─── Information shown ───

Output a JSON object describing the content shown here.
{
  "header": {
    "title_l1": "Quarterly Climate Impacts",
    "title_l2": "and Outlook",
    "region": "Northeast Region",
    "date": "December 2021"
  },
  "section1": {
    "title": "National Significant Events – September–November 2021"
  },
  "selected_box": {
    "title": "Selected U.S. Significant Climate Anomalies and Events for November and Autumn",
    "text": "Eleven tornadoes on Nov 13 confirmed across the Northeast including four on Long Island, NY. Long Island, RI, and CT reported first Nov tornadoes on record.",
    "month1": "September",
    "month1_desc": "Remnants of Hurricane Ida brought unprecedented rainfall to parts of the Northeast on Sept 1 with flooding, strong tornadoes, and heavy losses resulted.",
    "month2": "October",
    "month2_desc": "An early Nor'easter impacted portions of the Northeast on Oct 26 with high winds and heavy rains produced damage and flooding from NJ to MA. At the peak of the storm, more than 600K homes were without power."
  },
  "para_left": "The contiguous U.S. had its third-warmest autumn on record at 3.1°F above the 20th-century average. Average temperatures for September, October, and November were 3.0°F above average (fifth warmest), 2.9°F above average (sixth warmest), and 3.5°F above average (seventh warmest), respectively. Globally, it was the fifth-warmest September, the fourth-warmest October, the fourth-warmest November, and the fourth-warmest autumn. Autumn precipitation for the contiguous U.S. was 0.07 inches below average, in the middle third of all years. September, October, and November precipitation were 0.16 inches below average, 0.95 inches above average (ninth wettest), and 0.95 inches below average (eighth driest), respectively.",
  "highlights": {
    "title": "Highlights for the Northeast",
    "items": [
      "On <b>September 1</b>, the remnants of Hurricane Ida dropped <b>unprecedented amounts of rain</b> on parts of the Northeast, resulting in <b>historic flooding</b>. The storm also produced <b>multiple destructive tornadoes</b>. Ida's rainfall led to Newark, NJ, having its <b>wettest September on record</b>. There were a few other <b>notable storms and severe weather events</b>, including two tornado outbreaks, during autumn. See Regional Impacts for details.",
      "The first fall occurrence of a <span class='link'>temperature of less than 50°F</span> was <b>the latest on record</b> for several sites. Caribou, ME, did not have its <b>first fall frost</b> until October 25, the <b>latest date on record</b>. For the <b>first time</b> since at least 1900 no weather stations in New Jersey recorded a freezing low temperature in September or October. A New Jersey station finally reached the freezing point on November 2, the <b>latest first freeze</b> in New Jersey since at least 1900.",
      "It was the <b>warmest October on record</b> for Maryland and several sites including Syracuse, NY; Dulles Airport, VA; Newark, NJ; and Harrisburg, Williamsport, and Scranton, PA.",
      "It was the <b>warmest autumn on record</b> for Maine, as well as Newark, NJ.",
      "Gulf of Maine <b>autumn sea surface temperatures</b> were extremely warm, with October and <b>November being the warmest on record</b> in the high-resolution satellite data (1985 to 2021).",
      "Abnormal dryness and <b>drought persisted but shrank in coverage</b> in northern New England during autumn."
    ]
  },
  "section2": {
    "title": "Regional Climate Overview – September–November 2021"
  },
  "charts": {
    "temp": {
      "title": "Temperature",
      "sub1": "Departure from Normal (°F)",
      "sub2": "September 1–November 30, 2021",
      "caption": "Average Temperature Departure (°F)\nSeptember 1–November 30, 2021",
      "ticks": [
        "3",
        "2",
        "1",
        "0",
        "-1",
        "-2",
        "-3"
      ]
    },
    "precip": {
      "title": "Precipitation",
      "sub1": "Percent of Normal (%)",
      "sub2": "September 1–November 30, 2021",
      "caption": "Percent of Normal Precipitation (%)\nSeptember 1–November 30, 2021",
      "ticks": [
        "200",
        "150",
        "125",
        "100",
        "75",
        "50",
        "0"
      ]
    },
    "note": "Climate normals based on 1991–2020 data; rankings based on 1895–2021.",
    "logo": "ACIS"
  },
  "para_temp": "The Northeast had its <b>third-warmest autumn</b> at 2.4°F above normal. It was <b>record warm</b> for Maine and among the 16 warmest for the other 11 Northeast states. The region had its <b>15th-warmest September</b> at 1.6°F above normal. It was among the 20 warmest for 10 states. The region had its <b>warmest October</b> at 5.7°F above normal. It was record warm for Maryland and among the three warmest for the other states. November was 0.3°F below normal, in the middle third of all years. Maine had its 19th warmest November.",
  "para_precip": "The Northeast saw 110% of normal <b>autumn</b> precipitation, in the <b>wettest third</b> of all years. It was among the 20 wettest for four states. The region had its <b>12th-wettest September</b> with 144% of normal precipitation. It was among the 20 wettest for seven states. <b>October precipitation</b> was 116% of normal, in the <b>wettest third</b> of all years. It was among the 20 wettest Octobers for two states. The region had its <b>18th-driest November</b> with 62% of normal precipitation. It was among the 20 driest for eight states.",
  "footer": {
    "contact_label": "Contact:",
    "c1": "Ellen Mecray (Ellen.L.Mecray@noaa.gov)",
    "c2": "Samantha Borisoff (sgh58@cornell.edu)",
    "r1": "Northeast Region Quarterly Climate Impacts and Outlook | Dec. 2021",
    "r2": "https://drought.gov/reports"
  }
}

───

Request
Write an exact transcription of every entry above.

Solution to this exercise
Output a JSON object describing the content shown here.
{
  "header": {
    "title_l1": "Quarterly Climate Impacts",
    "title_l2": "and Outlook",
    "region": "Northeast Region",
    "date": "December 2021"
  },
  "section1": {
    "title": "National Significant Events – September–November 2021"
  },
  "selected_box": {
    "title": "Selected U.S. Significant Climate Anomalies and Events for November and Autumn",
    "text": "Eleven tornadoes on Nov 13 confirmed across the Northeast including four on Long Island, NY. Long Island, RI, and CT reported first Nov tornadoes on record.",
    "month1": "September",
    "month1_desc": "Remnants of Hurricane Ida brought unprecedented rainfall to parts of the Northeast on Sept 1 with flooding, strong tornadoes, and heavy losses resulted.",
    "month2": "October",
    "month2_desc": "An early Nor'easter impacted portions of the Northeast on Oct 26 with high winds and heavy rains produced damage and flooding from NJ to MA. At the peak of the storm, more than 600K homes were without power."
  },
  "para_left": "The contiguous U.S. had its third-warmest autumn on record at 3.1°F above the 20th-century average. Average temperatures for September, October, and November were 3.0°F above average (fifth warmest), 2.9°F above average (sixth warmest), and 3.5°F above average (seventh warmest), respectively. Globally, it was the fifth-warmest September, the fourth-warmest October, the fourth-warmest November, and the fourth-warmest autumn. Autumn precipitation for the contiguous U.S. was 0.07 inches below average, in the middle third of all years. September, October, and November precipitation were 0.16 inches below average, 0.95 inches above average (ninth wettest), and 0.95 inches below average (eighth driest), respectively.",
  "highlights": {
    "title": "Highlights for the Northeast",
    "items": [
      "On <b>September 1</b>, the remnants of Hurricane Ida dropped <b>unprecedented amounts of rain</b> on parts of the Northeast, resulting in <b>historic flooding</b>. The storm also produced <b>multiple destructive tornadoes</b>. Ida's rainfall led to Newark, NJ, having its <b>wettest September on record</b>. There were a few other <b>notable storms and severe weather events</b>, including two tornado outbreaks, during autumn. See Regional Impacts for details.",
      "The first fall occurrence of a <span class='link'>temperature of less than 50°F</span> was <b>the latest on record</b> for several sites. Caribou, ME, did not have its <b>first fall frost</b> until October 25, the <b>latest date on record</b>. For the <b>first time</b> since at least 1900 no weather stations in New Jersey recorded a freezing low temperature in September or October. A New Jersey station finally reached the freezing point on November 2, the <b>latest first freeze</b> in New Jersey since at least 1900.",
      "It was the <b>warmest October on record</b> for Maryland and several sites including Syracuse, NY; Dulles Airport, VA; Newark, NJ; and Harrisburg, Williamsport, and Scranton, PA.",
      "It was the <b>warmest autumn on record</b> for Maine, as well as Newark, NJ.",
      "Gulf of Maine <b>autumn sea surface temperatures</b> were extremely warm, with October and <b>November being the warmest on record</b> in the high-resolution satellite data (1985 to 2021).",
      "Abnormal dryness and <b>drought persisted but shrank in coverage</b> in northern New England during autumn."
    ]
  },
  "section2": {
    "title": "Regional Climate Overview – September–November 2021"
  },
  "charts": {
    "temp": {
      "title": "Temperature",
      "sub1": "Departure from Normal (°F)",
      "sub2": "September 1–November 30, 2021",
      "caption": "Average Temperature Departure (°F)\nSeptember 1–November 30, 2021",
      "ticks": [
        "3",
        "2",
        "1",
        "0",
        "-1",
        "-2",
        "-3"
      ]
    },
    "precip": {
      "title": "Precipitation",
      "sub1": "Percent of Normal (%)",
      "sub2": "September 1–November 30, 2021",
      "caption": "Percent of Normal Precipitation (%)\nSeptember 1–November 30, 2021",
      "ticks": [
        "200",
        "150",
        "125",
        "100",
        "75",
        "50",
        "0"
      ]
    },
    "note": "Climate normals based on 1991–2020 data; rankings based on 1895–2021.",
    "logo": "ACIS"
  },
  "para_temp": "The Northeast had its <b>third-warmest autumn</b> at 2.4°F above normal. It was <b>record warm</b> for Maine and among the 16 warmest for the other 11 Northeast states. The region had its <b>15th-warmest September</b> at 1.6°F above normal. It was among the 20 warmest for 10 states. The region had its <b>warmest October</b> at 5.7°F above normal. It was record warm for Maryland and among the three warmest for the other states. November was 0.3°F below normal, in the middle third of all years. Maine had its 19th warmest November.",
  "para_precip": "The Northeast saw 110% of normal <b>autumn</b> precipitation, in the <b>wettest third</b> of all years. It was among the 20 wettest for four states. The region had its <b>12th-wettest September</b> with 144% of normal precipitation. It was among the 20 wettest for seven states. <b>October precipitation</b> was 116% of normal, in the <b>wettest third</b> of all years. It was among the 20 wettest Octobers for two states. The region had its <b>18th-driest November</b> with 62% of normal precipitation. It was among the 20 driest for eight states.",
  "footer": {
    "contact_label": "Contact:",
    "c1": "Ellen Mecray (Ellen.L.Mecray@noaa.gov)",
    "c2": "Samantha Borisoff (sgh58@cornell.edu)",
    "r1": "Northeast Region Quarterly Climate Impacts and Outlook | Dec. 2021",
    "r2": "https://drought.gov/reports"
  }
}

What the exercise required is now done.